**Görev listesi**
1. Aşağıdaki (a), (b) ve (c) ifadelerinin Costa Concordia hakkındaki metinle uyuşup uyuşmadığını evet ya da hayır diye belirtin ve her biri için metinden belirleyici sözcükleri aynen alıntılayın: (a) Gemi 2004 yılında sipariş edildi. (b) Gemide üç havuz vardı. (c) Üst güvertenin altında beş restoran bulunuyordu.
2. Costa Concordia hakkındaki metne göre gemi kaç dolara mal olmuştur?

"Enter"a basıp içeriğe geçin

Costa Concordia Felaketi

Costa Concordia Felaketi

videosundan fısıltılanmıştır. Videoya ulaşmak için Linki kullanabilirsiniz https://www.youtube.com/watch?v=j5WO2f-Rnzk.

Hepinize merhabalar ben Ruhi Cennet. 2004 senesinde Costa Gemi Turu şirketi nihayetinde yeni bir modeldeki ilk gemiyi sipariş etmiş ve bunu Costa Concordia olarak adlandırmıştı. 570 milyon dolara mal olan gemi, filonun en büyüğü olarak 290 metre uzunluğa, 35 metre direk boyuna, 13 açık güverteye sahiptir ve şirket bu geminin dünyadaki en iyi krubeziyer gemisi olduğunu iddia ediyordu. 2 katlı spaya ve 4 havuza sahipti. Geminin merkez havuzunda açık hava sineması, döner kaydıraklı aile havuzu mevcuttu. Üst güvertenin altında 5 restoran, 13 bar ve 10 katlı bu yapının önündeki geniş avlu yer alıyordu. Geminin toplam kapasitesi 4890 kişiyi kaldırıyordu ve bu insanlar 1502 adet yolcu ve 601 adet mürettabat kamerasında dünyadaki tüm dertlerden uzak konforlu bir şekilde seyahat ediyordu.

**Verilen satırlar**
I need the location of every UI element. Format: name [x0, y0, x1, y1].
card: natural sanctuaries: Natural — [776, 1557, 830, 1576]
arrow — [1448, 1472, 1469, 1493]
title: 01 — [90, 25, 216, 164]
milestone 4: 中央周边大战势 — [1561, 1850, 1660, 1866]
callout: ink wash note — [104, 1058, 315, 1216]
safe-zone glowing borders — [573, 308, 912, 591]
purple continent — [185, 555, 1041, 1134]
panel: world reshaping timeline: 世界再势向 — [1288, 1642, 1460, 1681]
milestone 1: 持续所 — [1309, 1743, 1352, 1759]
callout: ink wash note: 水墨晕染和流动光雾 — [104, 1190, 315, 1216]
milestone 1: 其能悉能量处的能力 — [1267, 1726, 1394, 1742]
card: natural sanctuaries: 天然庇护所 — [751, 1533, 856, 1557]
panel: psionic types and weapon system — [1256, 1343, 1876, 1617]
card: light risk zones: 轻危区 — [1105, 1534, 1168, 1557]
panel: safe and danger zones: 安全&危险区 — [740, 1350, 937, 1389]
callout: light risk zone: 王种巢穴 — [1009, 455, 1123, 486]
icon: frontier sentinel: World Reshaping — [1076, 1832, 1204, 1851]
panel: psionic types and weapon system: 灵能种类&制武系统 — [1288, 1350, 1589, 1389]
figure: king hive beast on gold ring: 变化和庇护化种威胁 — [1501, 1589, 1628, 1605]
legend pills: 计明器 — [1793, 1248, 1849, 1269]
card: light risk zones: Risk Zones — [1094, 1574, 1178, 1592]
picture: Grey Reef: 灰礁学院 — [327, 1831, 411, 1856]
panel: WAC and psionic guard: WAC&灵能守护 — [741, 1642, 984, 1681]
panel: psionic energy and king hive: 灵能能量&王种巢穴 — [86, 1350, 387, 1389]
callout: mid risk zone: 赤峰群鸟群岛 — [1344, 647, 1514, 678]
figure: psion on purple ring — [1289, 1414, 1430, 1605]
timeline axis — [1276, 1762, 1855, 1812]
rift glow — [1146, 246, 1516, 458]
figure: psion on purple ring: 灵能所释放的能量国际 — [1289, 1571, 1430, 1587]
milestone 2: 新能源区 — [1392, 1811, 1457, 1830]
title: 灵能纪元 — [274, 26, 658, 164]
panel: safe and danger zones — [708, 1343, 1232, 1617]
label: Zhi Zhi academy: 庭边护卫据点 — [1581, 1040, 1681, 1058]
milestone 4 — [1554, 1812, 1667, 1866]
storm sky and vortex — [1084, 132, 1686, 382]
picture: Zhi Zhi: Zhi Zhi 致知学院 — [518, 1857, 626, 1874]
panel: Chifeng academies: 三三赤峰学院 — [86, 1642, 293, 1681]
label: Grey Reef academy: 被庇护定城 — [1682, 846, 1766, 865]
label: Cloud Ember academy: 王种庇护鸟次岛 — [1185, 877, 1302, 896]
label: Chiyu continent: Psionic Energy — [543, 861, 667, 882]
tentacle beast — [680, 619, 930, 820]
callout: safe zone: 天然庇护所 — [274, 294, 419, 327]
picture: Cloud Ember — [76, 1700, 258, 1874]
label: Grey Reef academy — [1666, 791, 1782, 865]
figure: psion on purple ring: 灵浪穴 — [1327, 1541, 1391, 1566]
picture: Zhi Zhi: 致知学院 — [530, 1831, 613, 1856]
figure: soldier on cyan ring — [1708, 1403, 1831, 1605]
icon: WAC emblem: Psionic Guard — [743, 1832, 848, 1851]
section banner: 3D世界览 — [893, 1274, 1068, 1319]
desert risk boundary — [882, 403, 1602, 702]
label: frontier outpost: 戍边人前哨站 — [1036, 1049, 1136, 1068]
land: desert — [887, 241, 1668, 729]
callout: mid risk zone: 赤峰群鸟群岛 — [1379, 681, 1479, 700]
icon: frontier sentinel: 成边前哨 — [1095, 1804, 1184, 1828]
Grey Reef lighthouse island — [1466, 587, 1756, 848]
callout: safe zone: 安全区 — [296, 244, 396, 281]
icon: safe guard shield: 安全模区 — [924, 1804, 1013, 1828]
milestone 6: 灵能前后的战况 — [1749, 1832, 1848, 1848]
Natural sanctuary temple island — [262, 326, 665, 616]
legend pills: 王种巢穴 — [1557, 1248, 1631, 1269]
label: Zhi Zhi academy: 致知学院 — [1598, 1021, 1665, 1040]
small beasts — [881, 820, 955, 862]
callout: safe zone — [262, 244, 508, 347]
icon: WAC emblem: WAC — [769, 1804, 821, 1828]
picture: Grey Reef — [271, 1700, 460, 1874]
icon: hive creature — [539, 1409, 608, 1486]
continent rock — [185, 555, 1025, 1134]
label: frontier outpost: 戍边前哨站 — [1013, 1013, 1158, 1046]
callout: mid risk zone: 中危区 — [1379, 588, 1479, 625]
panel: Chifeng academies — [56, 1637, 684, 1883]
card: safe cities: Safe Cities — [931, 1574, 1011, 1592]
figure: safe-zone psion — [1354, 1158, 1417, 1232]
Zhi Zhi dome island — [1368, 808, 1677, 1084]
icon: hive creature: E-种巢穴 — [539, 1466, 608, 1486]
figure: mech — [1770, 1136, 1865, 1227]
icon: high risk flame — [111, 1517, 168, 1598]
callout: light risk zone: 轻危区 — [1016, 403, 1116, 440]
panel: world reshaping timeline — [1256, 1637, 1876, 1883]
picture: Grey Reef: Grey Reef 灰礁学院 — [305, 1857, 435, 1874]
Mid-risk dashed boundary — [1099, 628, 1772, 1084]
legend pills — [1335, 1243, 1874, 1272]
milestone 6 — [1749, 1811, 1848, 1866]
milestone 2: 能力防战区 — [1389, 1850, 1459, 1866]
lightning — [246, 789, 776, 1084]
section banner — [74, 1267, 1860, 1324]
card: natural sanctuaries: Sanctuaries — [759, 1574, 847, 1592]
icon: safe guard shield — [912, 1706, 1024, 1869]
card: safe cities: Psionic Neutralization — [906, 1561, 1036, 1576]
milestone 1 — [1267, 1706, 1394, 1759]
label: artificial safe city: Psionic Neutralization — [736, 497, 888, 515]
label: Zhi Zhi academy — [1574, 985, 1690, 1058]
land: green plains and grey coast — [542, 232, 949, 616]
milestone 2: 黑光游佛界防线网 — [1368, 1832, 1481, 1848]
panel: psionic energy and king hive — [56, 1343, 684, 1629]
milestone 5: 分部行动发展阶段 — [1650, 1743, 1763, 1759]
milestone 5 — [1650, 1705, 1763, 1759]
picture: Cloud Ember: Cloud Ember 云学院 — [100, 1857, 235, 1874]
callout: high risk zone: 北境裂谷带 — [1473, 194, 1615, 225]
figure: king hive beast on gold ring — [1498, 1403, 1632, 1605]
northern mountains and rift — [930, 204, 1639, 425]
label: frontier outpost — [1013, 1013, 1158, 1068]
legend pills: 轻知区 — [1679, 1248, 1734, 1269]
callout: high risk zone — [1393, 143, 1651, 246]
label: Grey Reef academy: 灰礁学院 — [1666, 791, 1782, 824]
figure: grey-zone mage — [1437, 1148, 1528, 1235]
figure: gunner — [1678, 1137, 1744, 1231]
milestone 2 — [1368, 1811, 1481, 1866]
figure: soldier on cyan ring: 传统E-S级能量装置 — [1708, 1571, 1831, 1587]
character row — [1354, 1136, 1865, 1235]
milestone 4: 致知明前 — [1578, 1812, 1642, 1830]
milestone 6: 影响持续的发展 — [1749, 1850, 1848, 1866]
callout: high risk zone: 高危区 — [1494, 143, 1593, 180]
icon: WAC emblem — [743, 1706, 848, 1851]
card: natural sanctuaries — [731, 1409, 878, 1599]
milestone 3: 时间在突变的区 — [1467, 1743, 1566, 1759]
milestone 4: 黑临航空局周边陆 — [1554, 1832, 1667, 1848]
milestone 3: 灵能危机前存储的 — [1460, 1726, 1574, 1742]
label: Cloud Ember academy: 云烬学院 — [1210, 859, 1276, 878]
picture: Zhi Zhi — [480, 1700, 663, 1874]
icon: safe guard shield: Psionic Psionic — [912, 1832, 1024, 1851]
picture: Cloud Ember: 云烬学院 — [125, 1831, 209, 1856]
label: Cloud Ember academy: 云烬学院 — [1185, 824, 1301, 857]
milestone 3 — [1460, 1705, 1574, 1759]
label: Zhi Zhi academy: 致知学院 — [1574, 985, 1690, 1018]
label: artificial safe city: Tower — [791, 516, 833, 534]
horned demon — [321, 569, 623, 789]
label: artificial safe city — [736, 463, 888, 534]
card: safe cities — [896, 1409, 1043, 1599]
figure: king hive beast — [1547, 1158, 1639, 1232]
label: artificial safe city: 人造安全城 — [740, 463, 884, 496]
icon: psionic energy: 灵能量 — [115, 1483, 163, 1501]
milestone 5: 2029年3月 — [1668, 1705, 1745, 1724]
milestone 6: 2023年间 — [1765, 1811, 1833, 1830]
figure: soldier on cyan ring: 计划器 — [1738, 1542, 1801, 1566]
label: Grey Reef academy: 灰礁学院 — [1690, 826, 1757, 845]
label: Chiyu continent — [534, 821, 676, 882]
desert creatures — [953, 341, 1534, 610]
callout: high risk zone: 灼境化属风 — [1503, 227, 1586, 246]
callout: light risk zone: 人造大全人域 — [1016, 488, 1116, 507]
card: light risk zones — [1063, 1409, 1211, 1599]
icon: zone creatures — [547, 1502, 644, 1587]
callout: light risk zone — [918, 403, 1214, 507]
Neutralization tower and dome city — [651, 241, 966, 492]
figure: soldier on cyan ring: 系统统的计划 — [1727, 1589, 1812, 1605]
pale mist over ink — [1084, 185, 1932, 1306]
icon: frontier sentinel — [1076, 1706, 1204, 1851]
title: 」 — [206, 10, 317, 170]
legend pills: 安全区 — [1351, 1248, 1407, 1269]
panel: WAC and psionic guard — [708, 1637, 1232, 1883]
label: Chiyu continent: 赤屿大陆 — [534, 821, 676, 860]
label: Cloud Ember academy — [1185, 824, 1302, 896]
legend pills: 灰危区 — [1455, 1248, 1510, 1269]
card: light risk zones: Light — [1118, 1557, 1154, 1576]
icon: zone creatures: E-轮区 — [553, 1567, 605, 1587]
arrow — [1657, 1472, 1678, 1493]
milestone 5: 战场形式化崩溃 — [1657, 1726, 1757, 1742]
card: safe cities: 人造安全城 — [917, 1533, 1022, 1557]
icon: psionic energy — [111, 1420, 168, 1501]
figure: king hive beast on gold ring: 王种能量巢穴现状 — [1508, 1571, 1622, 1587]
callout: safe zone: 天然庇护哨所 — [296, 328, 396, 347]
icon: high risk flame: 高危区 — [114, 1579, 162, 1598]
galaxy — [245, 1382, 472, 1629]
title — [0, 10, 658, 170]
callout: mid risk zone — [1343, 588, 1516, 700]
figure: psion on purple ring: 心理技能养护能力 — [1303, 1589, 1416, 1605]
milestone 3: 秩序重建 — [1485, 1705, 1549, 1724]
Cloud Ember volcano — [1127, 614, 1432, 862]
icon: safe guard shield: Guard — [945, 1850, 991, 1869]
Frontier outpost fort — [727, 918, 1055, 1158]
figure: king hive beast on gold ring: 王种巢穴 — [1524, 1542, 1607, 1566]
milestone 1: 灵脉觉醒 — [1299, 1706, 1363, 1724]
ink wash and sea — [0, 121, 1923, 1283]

**Yazılı cevaplar**
1.
(a) Evet: "2004 senesinde Costa Gemi Turu şirketi nihayetinde yeni bir modeldeki ilk gemiyi sipariş etmiş"
(b) Hayır: "4 havuza sahipti"
(c) Evet: "Üst güvertenin altında 5 restoran"

2. 570 milyon dolara.